To do: Quote the entries in full, character for character, without their images.

======== Records for the task

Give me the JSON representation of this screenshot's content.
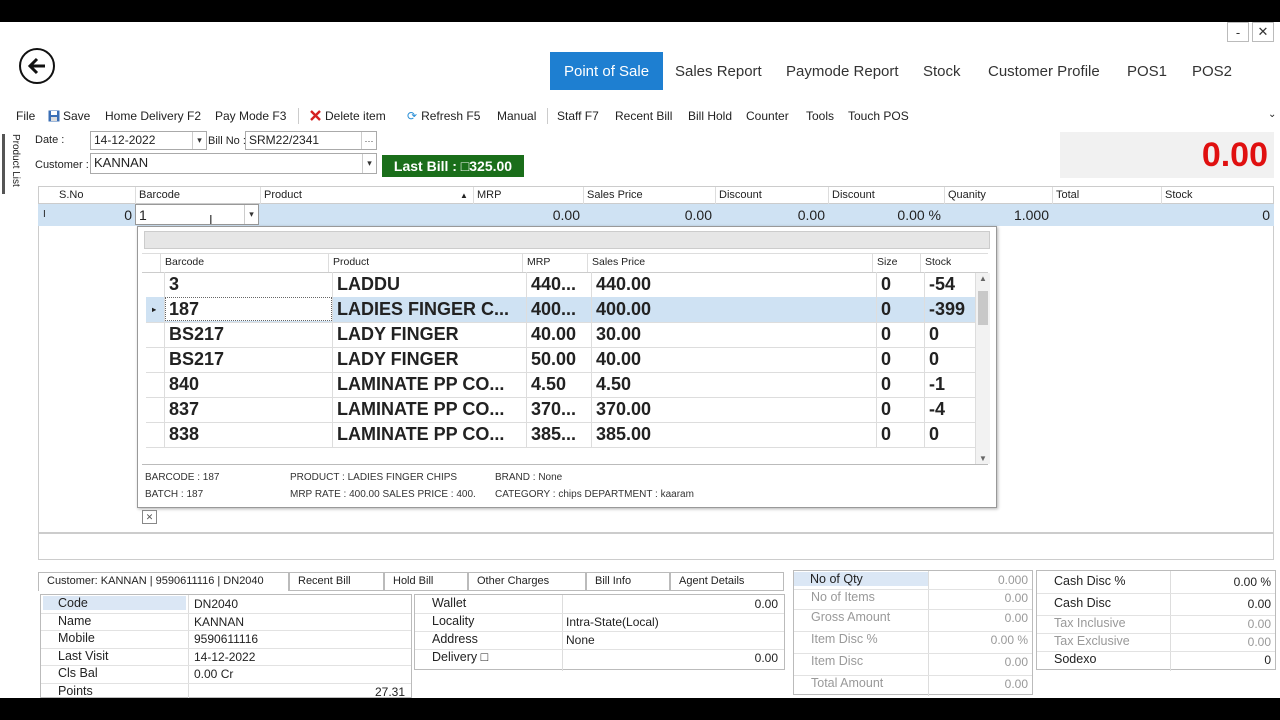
{
  "window": {
    "minimize": "-",
    "maximize": "□",
    "close": "✕"
  },
  "nav": {
    "active": "Point of Sale",
    "items": [
      "Sales Report",
      "Paymode Report",
      "Stock",
      "Customer Profile",
      "POS1",
      "POS2"
    ]
  },
  "toolbar": {
    "file": "File",
    "save": "Save",
    "home_delivery": "Home Delivery F2",
    "pay_mode": "Pay Mode F3",
    "delete_item": "Delete item",
    "refresh": "Refresh F5",
    "manual": "Manual",
    "staff": "Staff F7",
    "recent_bill": "Recent Bill",
    "bill_hold": "Bill Hold",
    "counter": "Counter",
    "tools": "Tools",
    "touch_pos": "Touch POS"
  },
  "side_tab": "Product List",
  "form": {
    "date_label": "Date :",
    "date_value": "14-12-2022",
    "billno_label": "Bill No :",
    "billno_value": "SRM22/2341",
    "browse": "···",
    "customer_label": "Customer :",
    "customer_value": "KANNAN",
    "last_bill": "Last Bill : □325.00",
    "total_display": "0.00"
  },
  "grid": {
    "headers": [
      "S.No",
      "Barcode",
      "Product",
      "MRP",
      "Sales Price",
      "Discount",
      "Discount",
      "Quanity",
      "Total",
      "Stock"
    ],
    "row": {
      "sno": "0",
      "barcode": "1",
      "mrp": "0.00",
      "sales_price": "0.00",
      "discount": "0.00",
      "discount_pct": "0.00 %",
      "quantity": "1.000",
      "stock": "0"
    }
  },
  "popup": {
    "headers": [
      "Barcode",
      "Product",
      "MRP",
      "Sales Price",
      "Size",
      "Stock"
    ],
    "rows": [
      {
        "barcode": "3",
        "product": "LADDU",
        "mrp": "440...",
        "sales_price": "440.00",
        "size": "0",
        "stock": "-54"
      },
      {
        "barcode": "187",
        "product": "LADIES FINGER C...",
        "mrp": "400...",
        "sales_price": "400.00",
        "size": "0",
        "stock": "-399"
      },
      {
        "barcode": "BS217",
        "product": "LADY FINGER",
        "mrp": "40.00",
        "sales_price": "30.00",
        "size": "0",
        "stock": "0"
      },
      {
        "barcode": "BS217",
        "product": "LADY FINGER",
        "mrp": "50.00",
        "sales_price": "40.00",
        "size": "0",
        "stock": "0"
      },
      {
        "barcode": "840",
        "product": "LAMINATE PP CO...",
        "mrp": "4.50",
        "sales_price": "4.50",
        "size": "0",
        "stock": "-1"
      },
      {
        "barcode": "837",
        "product": "LAMINATE PP CO...",
        "mrp": "370...",
        "sales_price": "370.00",
        "size": "0",
        "stock": "-4"
      },
      {
        "barcode": "838",
        "product": "LAMINATE PP CO...",
        "mrp": "385...",
        "sales_price": "385.00",
        "size": "0",
        "stock": "0"
      }
    ],
    "info": {
      "barcode": "BARCODE : 187",
      "batch": "BATCH : 187",
      "product": "PRODUCT : LADIES FINGER CHIPS",
      "rates": "MRP RATE : 400.00 SALES PRICE : 400.",
      "brand": "BRAND : None",
      "category": "CATEGORY : chips  DEPARTMENT : kaaram"
    },
    "close": "✕"
  },
  "bottom_tabs": [
    "Customer: KANNAN | 9590611116 | DN2040",
    "Recent Bill",
    "Hold Bill",
    "Other Charges",
    "Bill Info",
    "Agent Details"
  ],
  "customer": [
    {
      "k": "Code",
      "v": "DN2040"
    },
    {
      "k": "Name",
      "v": "KANNAN"
    },
    {
      "k": "Mobile",
      "v": "9590611116"
    },
    {
      "k": "Last Visit",
      "v": "14-12-2022"
    },
    {
      "k": "Cls Bal",
      "v": "0.00 Cr"
    },
    {
      "k": "Points",
      "v": "27.31"
    }
  ],
  "wallet": [
    {
      "k": "Wallet",
      "v": "0.00"
    },
    {
      "k": "Locality",
      "v": "Intra-State(Local)"
    },
    {
      "k": "Address",
      "v": "None"
    },
    {
      "k": "Delivery □",
      "v": "0.00"
    }
  ],
  "summary": [
    {
      "k": "No of Qty",
      "v": "0.000"
    },
    {
      "k": "No of Items",
      "v": "0.00"
    },
    {
      "k": "Gross Amount",
      "v": "0.00"
    },
    {
      "k": "Item Disc %",
      "v": "0.00 %"
    },
    {
      "k": "Item Disc",
      "v": "0.00"
    },
    {
      "k": "Total Amount",
      "v": "0.00"
    }
  ],
  "cash": [
    {
      "k": "Cash Disc %",
      "v": "0.00 %"
    },
    {
      "k": "Cash Disc",
      "v": "0.00"
    },
    {
      "k": "Tax Inclusive",
      "v": "0.00"
    },
    {
      "k": "Tax Exclusive",
      "v": "0.00"
    },
    {
      "k": "Sodexo",
      "v": "0"
    }
  ]
}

================

Completed exercise:
Give me the JSON representation of this screenshot's content.
{
  "window": {
    "minimize": "-",
    "maximize": "□",
    "close": "✕"
  },
  "nav": {
    "active": "Point of Sale",
    "items": [
      "Sales Report",
      "Paymode Report",
      "Stock",
      "Customer Profile",
      "POS1",
      "POS2"
    ]
  },
  "toolbar": {
    "file": "File",
    "save": "Save",
    "home_delivery": "Home Delivery F2",
    "pay_mode": "Pay Mode F3",
    "delete_item": "Delete item",
    "refresh": "Refresh F5",
    "manual": "Manual",
    "staff": "Staff F7",
    "recent_bill": "Recent Bill",
    "bill_hold": "Bill Hold",
    "counter": "Counter",
    "tools": "Tools",
    "touch_pos": "Touch POS"
  },
  "side_tab": "Product List",
  "form": {
    "date_label": "Date :",
    "date_value": "14-12-2022",
    "billno_label": "Bill No :",
    "billno_value": "SRM22/2341",
    "browse": "···",
    "customer_label": "Customer :",
    "customer_value": "KANNAN",
    "last_bill": "Last Bill : □325.00",
    "total_display": "0.00"
  },
  "grid": {
    "headers": [
      "S.No",
      "Barcode",
      "Product",
      "MRP",
      "Sales Price",
      "Discount",
      "Discount",
      "Quanity",
      "Total",
      "Stock"
    ],
    "row": {
      "sno": "0",
      "barcode": "1",
      "mrp": "0.00",
      "sales_price": "0.00",
      "discount": "0.00",
      "discount_pct": "0.00 %",
      "quantity": "1.000",
      "stock": "0"
    }
  },
  "popup": {
    "headers": [
      "Barcode",
      "Product",
      "MRP",
      "Sales Price",
      "Size",
      "Stock"
    ],
    "rows": [
      {
        "barcode": "3",
        "product": "LADDU",
        "mrp": "440...",
        "sales_price": "440.00",
        "size": "0",
        "stock": "-54"
      },
      {
        "barcode": "187",
        "product": "LADIES FINGER C...",
        "mrp": "400...",
        "sales_price": "400.00",
        "size": "0",
        "stock": "-399"
      },
      {
        "barcode": "BS217",
        "product": "LADY FINGER",
        "mrp": "40.00",
        "sales_price": "30.00",
        "size": "0",
        "stock": "0"
      },
      {
        "barcode": "BS217",
        "product": "LADY FINGER",
        "mrp": "50.00",
        "sales_price": "40.00",
        "size": "0",
        "stock": "0"
      },
      {
        "barcode": "840",
        "product": "LAMINATE PP CO...",
        "mrp": "4.50",
        "sales_price": "4.50",
        "size": "0",
        "stock": "-1"
      },
      {
        "barcode": "837",
        "product": "LAMINATE PP CO...",
        "mrp": "370...",
        "sales_price": "370.00",
        "size": "0",
        "stock": "-4"
      },
      {
        "barcode": "838",
        "product": "LAMINATE PP CO...",
        "mrp": "385...",
        "sales_price": "385.00",
        "size": "0",
        "stock": "0"
      }
    ],
    "info": {
      "barcode": "BARCODE : 187",
      "batch": "BATCH : 187",
      "product": "PRODUCT : LADIES FINGER CHIPS",
      "rates": "MRP RATE : 400.00 SALES PRICE : 400.",
      "brand": "BRAND : None",
      "category": "CATEGORY : chips  DEPARTMENT : kaaram"
    },
    "close": "✕"
  },
  "bottom_tabs": [
    "Customer: KANNAN | 9590611116 | DN2040",
    "Recent Bill",
    "Hold Bill",
    "Other Charges",
    "Bill Info",
    "Agent Details"
  ],
  "customer": [
    {
      "k": "Code",
      "v": "DN2040"
    },
    {
      "k": "Name",
      "v": "KANNAN"
    },
    {
      "k": "Mobile",
      "v": "9590611116"
    },
    {
      "k": "Last Visit",
      "v": "14-12-2022"
    },
    {
      "k": "Cls Bal",
      "v": "0.00 Cr"
    },
    {
      "k": "Points",
      "v": "27.31"
    }
  ],
  "wallet": [
    {
      "k": "Wallet",
      "v": "0.00"
    },
    {
      "k": "Locality",
      "v": "Intra-State(Local)"
    },
    {
      "k": "Address",
      "v": "None"
    },
    {
      "k": "Delivery □",
      "v": "0.00"
    }
  ],
  "summary": [
    {
      "k": "No of Qty",
      "v": "0.000"
    },
    {
      "k": "No of Items",
      "v": "0.00"
    },
    {
      "k": "Gross Amount",
      "v": "0.00"
    },
    {
      "k": "Item Disc %",
      "v": "0.00 %"
    },
    {
      "k": "Item Disc",
      "v": "0.00"
    },
    {
      "k": "Total Amount",
      "v": "0.00"
    }
  ],
  "cash": [
    {
      "k": "Cash Disc %",
      "v": "0.00 %"
    },
    {
      "k": "Cash Disc",
      "v": "0.00"
    },
    {
      "k": "Tax Inclusive",
      "v": "0.00"
    },
    {
      "k": "Tax Exclusive",
      "v": "0.00"
    },
    {
      "k": "Sodexo",
      "v": "0"
    }
  ]
}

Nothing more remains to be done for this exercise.